Every entry below should be transcribed exactly; pictures stay out of the copy.

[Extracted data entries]
>> Start
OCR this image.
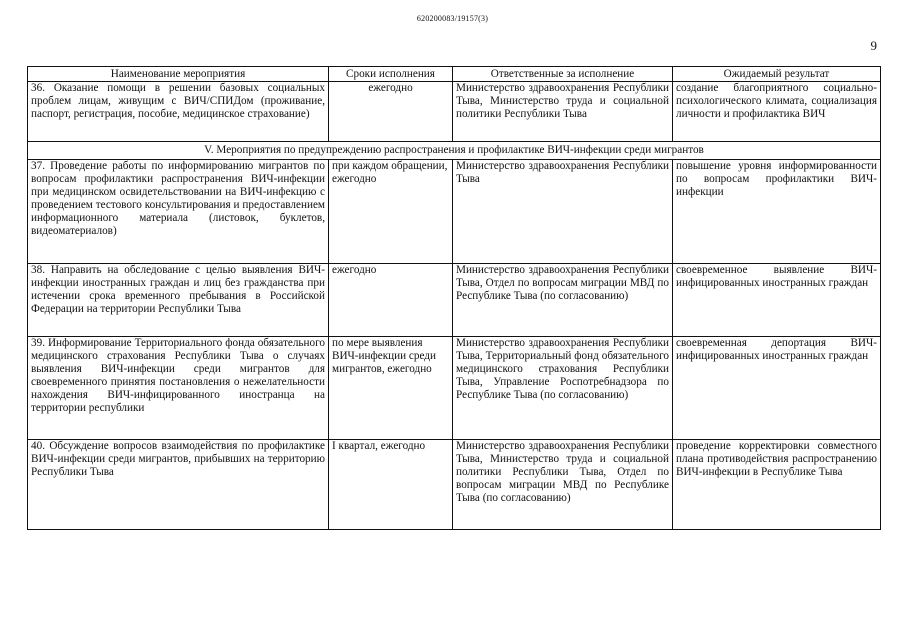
620200083/19157(3)
9
Наименование мероприятия	Сроки исполнения	Ответственные за исполнение	Ожидаемый результат
36. Оказание помощи в решении базовых социальных проблем лицам, живущим с ВИЧ/СПИДом (проживание, паспорт, регистрация, пособие, медицинское страхование)	ежегодно	Министерство здравоохранения Республики Тыва, Министерство труда и социальной политики Республики Тыва	создание благоприятного социально-психологического климата, социализация личности и профилактика ВИЧ
V. Мероприятия по предупреждению распространения и профилактике ВИЧ-инфекции среди мигрантов			
37. Проведение работы по информированию мигрантов по вопросам профилактики распространения ВИЧ-инфекции при медицинском освидетельствовании на ВИЧ-инфекцию с проведением тестового консультирования и предоставлением информационного материала (листовок, буклетов, видеоматериалов)	при каждом обращении, ежегодно	Министерство здравоохранения Республики Тыва	повышение уровня информированности по вопросам профилактики ВИЧ-инфекции
38. Направить на обследование с целью выявления ВИЧ-инфекции иностранных граждан и лиц без гражданства при истечении срока временного пребывания в Российской Федерации на территории Республики Тыва	ежегодно	Министерство здравоохранения Республики Тыва, Отдел по вопросам миграции МВД по Республике Тыва (по согласованию)	своевременное выявление ВИЧ-инфицированных иностранных граждан
39. Информирование Территориального фонда обязательного медицинского страхования Республики Тыва о случаях выявления ВИЧ-инфекции среди мигрантов для своевременного принятия постановления о нежелательности нахождения ВИЧ-инфицированного иностранца на территории республики	по мере выявления ВИЧ-инфекции среди мигрантов, ежегодно	Министерство здравоохранения Республики Тыва, Территориальный фонд обязательного медицинского страхования Республики Тыва, Управление Роспотребнадзора по Республике Тыва (по согласованию)	своевременная депортация ВИЧ-инфицированных иностранных граждан
40. Обсуждение вопросов взаимодействия по профилактике ВИЧ-инфекции среди мигрантов, прибывших на территорию Республики Тыва	I квартал, ежегодно	Министерство здравоохранения Республики Тыва, Министерство труда и социальной политики Республики Тыва, Отдел по вопросам миграции МВД по Республике Тыва (по согласованию)	проведение корректировки совместного плана противодействия распространению ВИЧ-инфекции в Республике Тыва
>> End
Result for this exercise
OCR this image.
620200083/19157(3)
9
Наименование мероприятия	Сроки исполнения	Ответственные за исполнение	Ожидаемый результат
36. Оказание помощи в решении базовых социальных проблем лицам, живущим с ВИЧ/СПИДом (проживание, паспорт, регистрация, пособие, медицинское страхование)	ежегодно	Министерство здравоохранения Республики Тыва, Министерство труда и социальной политики Республики Тыва	создание благоприятного социально-психологического климата, социализация личности и профилактика ВИЧ
V. Мероприятия по предупреждению распространения и профилактике ВИЧ-инфекции среди мигрантов			
37. Проведение работы по информированию мигрантов по вопросам профилактики распространения ВИЧ-инфекции при медицинском освидетельствовании на ВИЧ-инфекцию с проведением тестового консультирования и предоставлением информационного материала (листовок, буклетов, видеоматериалов)	при каждом обращении, ежегодно	Министерство здравоохранения Республики Тыва	повышение уровня информированности по вопросам профилактики ВИЧ-инфекции
38. Направить на обследование с целью выявления ВИЧ-инфекции иностранных граждан и лиц без гражданства при истечении срока временного пребывания в Российской Федерации на территории Республики Тыва	ежегодно	Министерство здравоохранения Республики Тыва, Отдел по вопросам миграции МВД по Республике Тыва (по согласованию)	своевременное выявление ВИЧ-инфицированных иностранных граждан
39. Информирование Территориального фонда обязательного медицинского страхования Республики Тыва о случаях выявления ВИЧ-инфекции среди мигрантов для своевременного принятия постановления о нежелательности нахождения ВИЧ-инфицированного иностранца на территории республики	по мере выявления ВИЧ-инфекции среди мигрантов, ежегодно	Министерство здравоохранения Республики Тыва, Территориальный фонд обязательного медицинского страхования Республики Тыва, Управление Роспотребнадзора по Республике Тыва (по согласованию)	своевременная депортация ВИЧ-инфицированных иностранных граждан
40. Обсуждение вопросов взаимодействия по профилактике ВИЧ-инфекции среди мигрантов, прибывших на территорию Республики Тыва	I квартал, ежегодно	Министерство здравоохранения Республики Тыва, Министерство труда и социальной политики Республики Тыва, Отдел по вопросам миграции МВД по Республике Тыва (по согласованию)	проведение корректировки совместного плана противодействия распространению ВИЧ-инфекции в Республике Тыва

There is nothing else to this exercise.